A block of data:
===============

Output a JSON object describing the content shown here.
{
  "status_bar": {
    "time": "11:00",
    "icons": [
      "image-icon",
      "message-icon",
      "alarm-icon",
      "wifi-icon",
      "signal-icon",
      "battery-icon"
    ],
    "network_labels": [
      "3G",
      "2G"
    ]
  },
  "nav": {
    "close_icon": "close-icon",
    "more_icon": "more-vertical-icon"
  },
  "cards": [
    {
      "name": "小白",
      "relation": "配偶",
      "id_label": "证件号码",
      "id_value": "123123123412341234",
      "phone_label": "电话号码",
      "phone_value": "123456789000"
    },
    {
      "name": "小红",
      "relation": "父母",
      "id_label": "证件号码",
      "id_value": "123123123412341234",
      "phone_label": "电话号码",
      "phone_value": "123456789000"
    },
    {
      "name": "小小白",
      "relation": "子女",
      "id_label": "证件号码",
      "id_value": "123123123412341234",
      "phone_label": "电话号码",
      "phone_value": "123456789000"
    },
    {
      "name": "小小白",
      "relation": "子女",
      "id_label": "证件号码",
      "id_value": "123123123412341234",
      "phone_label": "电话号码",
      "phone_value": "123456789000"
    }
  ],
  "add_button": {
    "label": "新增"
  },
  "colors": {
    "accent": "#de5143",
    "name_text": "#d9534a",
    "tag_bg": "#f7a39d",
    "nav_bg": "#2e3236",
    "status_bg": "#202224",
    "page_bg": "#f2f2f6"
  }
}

===============

## Task requirements
Copy the entries above exactly, leaving none out.

## The reply
Output a JSON object describing the content shown here.
{
  "status_bar": {
    "time": "11:00",
    "icons": [
      "image-icon",
      "message-icon",
      "alarm-icon",
      "wifi-icon",
      "signal-icon",
      "battery-icon"
    ],
    "network_labels": [
      "3G",
      "2G"
    ]
  },
  "nav": {
    "close_icon": "close-icon",
    "more_icon": "more-vertical-icon"
  },
  "cards": [
    {
      "name": "小白",
      "relation": "配偶",
      "id_label": "证件号码",
      "id_value": "123123123412341234",
      "phone_label": "电话号码",
      "phone_value": "123456789000"
    },
    {
      "name": "小红",
      "relation": "父母",
      "id_label": "证件号码",
      "id_value": "123123123412341234",
      "phone_label": "电话号码",
      "phone_value": "123456789000"
    },
    {
      "name": "小小白",
      "relation": "子女",
      "id_label": "证件号码",
      "id_value": "123123123412341234",
      "phone_label": "电话号码",
      "phone_value": "123456789000"
    },
    {
      "name": "小小白",
      "relation": "子女",
      "id_label": "证件号码",
      "id_value": "123123123412341234",
      "phone_label": "电话号码",
      "phone_value": "123456789000"
    }
  ],
  "add_button": {
    "label": "新增"
  },
  "colors": {
    "accent": "#de5143",
    "name_text": "#d9534a",
    "tag_bg": "#f7a39d",
    "nav_bg": "#2e3236",
    "status_bg": "#202224",
    "page_bg": "#f2f2f6"
  }
}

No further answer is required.